Pull every line containing "produces" out of the material below.

Records provided:
— Begin —

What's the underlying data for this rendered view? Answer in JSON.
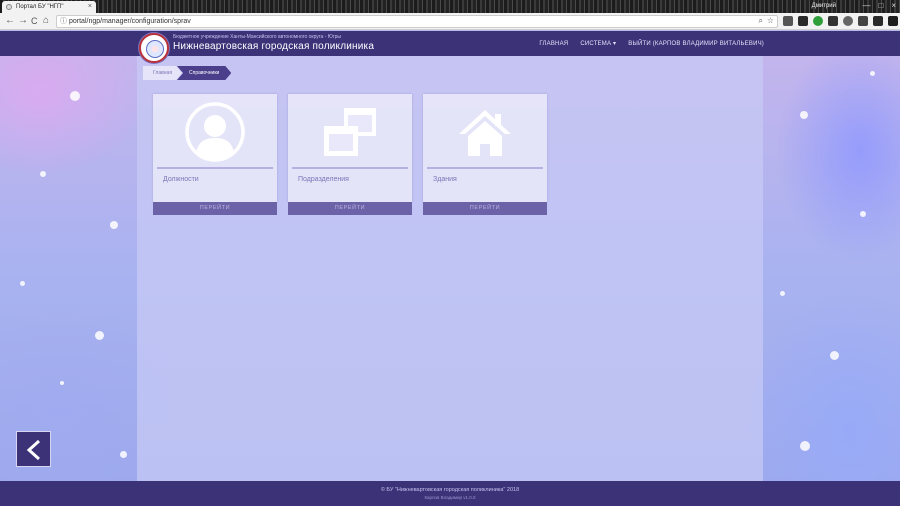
{
  "browser": {
    "tab_title": "Портал БУ \"НГП\"",
    "tab_close": "×",
    "profile": "Дмитрий",
    "address_url": "portal/ngp/manager/configuration/sprav",
    "back": "←",
    "forward": "→",
    "reload": "C",
    "home": "⌂",
    "info": "ⓘ",
    "zoom": "⌕",
    "star": "☆",
    "minimize": "—",
    "maximize": "□",
    "close": "×",
    "menu": "⋮"
  },
  "header": {
    "org_subtitle": "Бюджетное учреждение Ханты-Мансийского автономного округа - Югры",
    "org_title": "Нижневартовская городская поликлиника",
    "nav": {
      "home": "ГЛАВНАЯ",
      "system": "СИСТЕМА ▾",
      "logout": "ВЫЙТИ (КАРПОВ ВЛАДИМИР ВИТАЛЬЕВИЧ)"
    }
  },
  "breadcrumb": {
    "home": "Главная",
    "current": "Справочники"
  },
  "cards": [
    {
      "icon": "user-icon",
      "label": "Должности",
      "button": "ПЕРЕЙТИ"
    },
    {
      "icon": "windows-icon",
      "label": "Подразделения",
      "button": "ПЕРЕЙТИ"
    },
    {
      "icon": "home-icon",
      "label": "Здания",
      "button": "ПЕРЕЙТИ"
    }
  ],
  "footer": {
    "copyright": "© БУ \"Нижневартовская городская поликлиника\" 2018",
    "author": "Карпов Владимир   v1.0.0"
  },
  "colors": {
    "header_bg": "#3b3278",
    "card_button": "#6c62a8",
    "breadcrumb_active": "#4b3f8c"
  }
}
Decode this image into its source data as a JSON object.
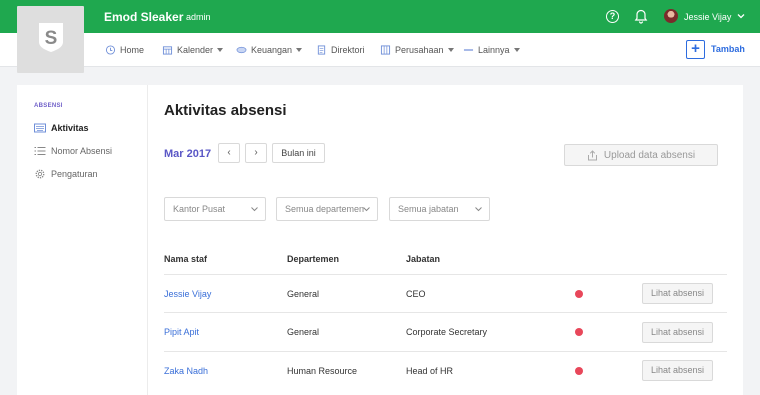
{
  "colors": {
    "brand_green": "#1fa84f",
    "accent_blue": "#2d6cdf",
    "month_purple": "#5a57c6",
    "status_red": "#e8475a"
  },
  "topbar": {
    "app_name": "Emod Sleaker",
    "role": "admin",
    "user_name": "Jessie Vijay",
    "help_glyph": "?"
  },
  "logo": {
    "letter": "S"
  },
  "nav": {
    "items": [
      {
        "label": "Home",
        "icon": "clock-icon",
        "has_dropdown": false
      },
      {
        "label": "Kalender",
        "icon": "calendar-icon",
        "has_dropdown": true
      },
      {
        "label": "Keuangan",
        "icon": "money-icon",
        "has_dropdown": true
      },
      {
        "label": "Direktori",
        "icon": "directory-icon",
        "has_dropdown": false
      },
      {
        "label": "Perusahaan",
        "icon": "building-icon",
        "has_dropdown": true
      },
      {
        "label": "Lainnya",
        "icon": "more-icon",
        "has_dropdown": true
      }
    ],
    "add_symbol": "+",
    "add_label": "Tambah"
  },
  "sidebar": {
    "heading": "ABSENSI",
    "items": [
      {
        "label": "Aktivitas",
        "icon": "keyboard-icon",
        "active": true
      },
      {
        "label": "Nomor Absensi",
        "icon": "list-icon",
        "active": false
      },
      {
        "label": "Pengaturan",
        "icon": "gear-icon",
        "active": false
      }
    ]
  },
  "main": {
    "title": "Aktivitas absensi",
    "month": "Mar 2017",
    "prev_glyph": "‹",
    "next_glyph": "›",
    "this_month_label": "Bulan ini",
    "upload_label": "Upload data absensi",
    "filters": {
      "branch": "Kantor Pusat",
      "department": "Semua departemen",
      "position": "Semua jabatan"
    },
    "table": {
      "headers": [
        "Nama staf",
        "Departemen",
        "Jabatan"
      ],
      "action_label": "Lihat absensi",
      "rows": [
        {
          "name": "Jessie Vijay",
          "department": "General",
          "position": "CEO"
        },
        {
          "name": "Pipit Apit",
          "department": "General",
          "position": "Corporate Secretary"
        },
        {
          "name": "Zaka Nadh",
          "department": "Human Resource",
          "position": "Head of HR"
        }
      ]
    }
  }
}
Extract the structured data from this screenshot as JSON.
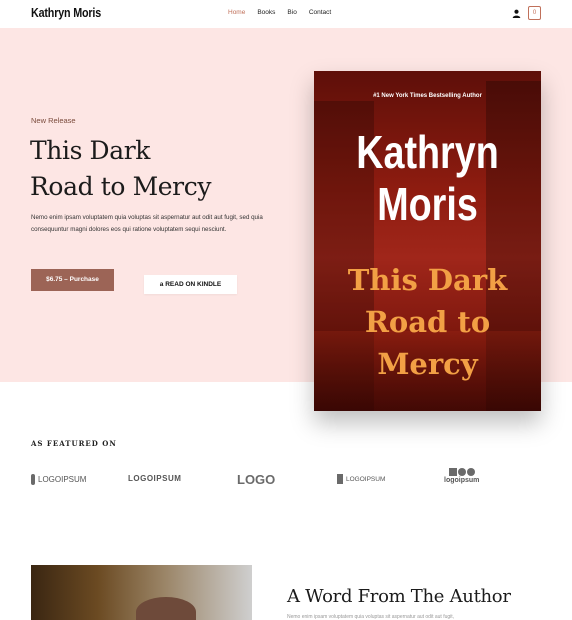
{
  "header": {
    "brand": "Kathryn Moris",
    "nav": [
      {
        "label": "Home",
        "active": true
      },
      {
        "label": "Books",
        "active": false
      },
      {
        "label": "Bio",
        "active": false
      },
      {
        "label": "Contact",
        "active": false
      }
    ],
    "cart_count": "0",
    "accent_color": "#c0705a"
  },
  "hero": {
    "eyebrow": "New Release",
    "title_line1": "This Dark",
    "title_line2": "Road to Mercy",
    "description": "Nemo enim ipsam voluptatem quia voluptas sit aspernatur aut odit aut fugit, sed quia consequuntur magni dolores eos qui ratione voluptatem sequi nesciunt.",
    "purchase_label": "$6.75 – Purchase",
    "kindle_label": "READ ON KINDLE",
    "kindle_icon": "a"
  },
  "book": {
    "tagline": "#1 New York Times Bestselling Author",
    "author_line1": "Kathryn",
    "author_line2": "Moris",
    "title_line1": "This Dark",
    "title_line2": "Road to",
    "title_line3": "Mercy"
  },
  "featured": {
    "heading": "AS FEATURED ON",
    "logos": [
      "LOGOIPSUM",
      "LOGOIPSUM",
      "LOGO",
      "LOGOIPSUM",
      "logoipsum"
    ]
  },
  "author_section": {
    "heading": "A Word From The Author",
    "snippet": "Nemo enim ipsam voluptatem quia voluptas sit aspernatur aut odit aut fugit,"
  }
}
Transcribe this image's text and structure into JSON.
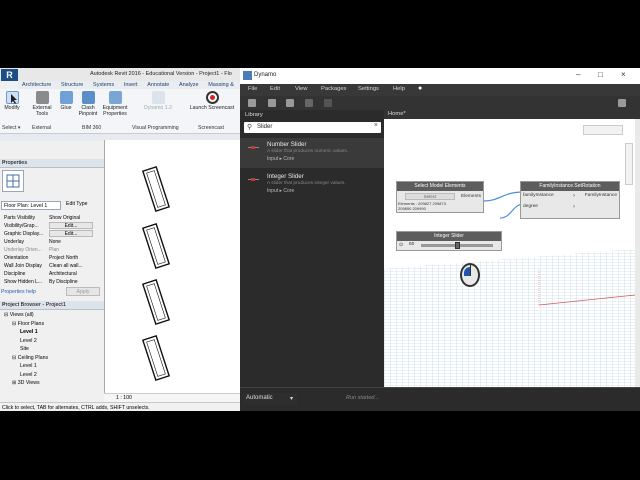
{
  "revit": {
    "title": "Autodesk Revit 2016 - Educational Version -  Project1 - Flo",
    "logo": "R",
    "tabs": [
      "Architecture",
      "Structure",
      "Systems",
      "Insert",
      "Annotate",
      "Analyze",
      "Massing &"
    ],
    "ribbon": {
      "buttons": [
        {
          "label": "Modify",
          "icon": "cursor-icon"
        },
        {
          "label": "External Tools",
          "icon": "toolbox-icon"
        },
        {
          "label": "Glue",
          "icon": "glue-icon"
        },
        {
          "label": "Clash Pinpoint",
          "icon": "clash-icon"
        },
        {
          "label": "Equipment Properties",
          "icon": "equipment-icon"
        },
        {
          "label": "Dynamo 1.2",
          "icon": "dynamo-icon"
        },
        {
          "label": "Launch Screencast",
          "icon": "record-icon"
        }
      ],
      "panels": [
        "Select ▾",
        "External",
        "BIM 360",
        "Visual Programming",
        "Screencast"
      ]
    },
    "properties": {
      "title": "Properties",
      "dropdown": "Floor Plan: Level 1",
      "edit_type": "Edit Type",
      "rows": [
        {
          "k": "Parts Visibility",
          "v": "Show Original"
        },
        {
          "k": "Visibility/Grap...",
          "v": "Edit..."
        },
        {
          "k": "Graphic Display...",
          "v": "Edit..."
        },
        {
          "k": "Underlay",
          "v": "None"
        },
        {
          "k": "Underlay Orien...",
          "v": "Plan"
        },
        {
          "k": "Orientation",
          "v": "Project North"
        },
        {
          "k": "Wall Join Display",
          "v": "Clean all wall..."
        },
        {
          "k": "Discipline",
          "v": "Architectural"
        },
        {
          "k": "Show Hidden L...",
          "v": "By Discipline"
        }
      ],
      "help": "Properties help",
      "apply": "Apply"
    },
    "browser": {
      "title": "Project Browser - Project1",
      "tree": [
        {
          "label": "Views (all)",
          "indent": 0,
          "prefix": "⊟"
        },
        {
          "label": "Floor Plans",
          "indent": 1,
          "prefix": "⊟"
        },
        {
          "label": "Level 1",
          "indent": 2,
          "prefix": ""
        },
        {
          "label": "Level 2",
          "indent": 2,
          "prefix": ""
        },
        {
          "label": "Site",
          "indent": 2,
          "prefix": ""
        },
        {
          "label": "Ceiling Plans",
          "indent": 1,
          "prefix": "⊟"
        },
        {
          "label": "Level 1",
          "indent": 2,
          "prefix": ""
        },
        {
          "label": "Level 2",
          "indent": 2,
          "prefix": ""
        },
        {
          "label": "3D Views",
          "indent": 1,
          "prefix": "⊞"
        }
      ]
    },
    "scale": "1 : 100",
    "status": "Click to select, TAB for alternates, CTRL adds, SHIFT unselects."
  },
  "dynamo": {
    "title": "Dynamo",
    "menu": [
      "File",
      "Edit",
      "View",
      "Packages",
      "Settings",
      "Help"
    ],
    "library_title": "Library",
    "search_query": "Slider",
    "results": [
      {
        "name": "Number Slider",
        "desc": "A slider that produces numeric values.",
        "cat": "Input  ▸  Core"
      },
      {
        "name": "Integer Slider",
        "desc": "A slider that produces integer values.",
        "cat": "Input  ▸  Core"
      }
    ],
    "tab": "Home*",
    "nodes": {
      "select_model_elements": {
        "title": "Select Model Elements",
        "button": "Select",
        "output": "Elements",
        "ids": "Elements : 209827 209873 209890 209990"
      },
      "integer_slider": {
        "title": "Integer Slider",
        "value": "60"
      },
      "set_rotation": {
        "title": "FamilyInstance.SetRotation",
        "in1": "familyInstance",
        "in2": "degree",
        "out": "FamilyInstance"
      }
    },
    "run_mode": "Automatic",
    "run_status": "Run started..."
  },
  "colors": {
    "dynamo_bg": "#2b2b2b",
    "node_header": "#5d5d5d",
    "wire": "#4a90d9",
    "revit_blue": "#1b4f86"
  }
}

— End —

Final answer:
        "desc": "A slider that produces numeric values.",
        "desc": "A slider that produces integer values.",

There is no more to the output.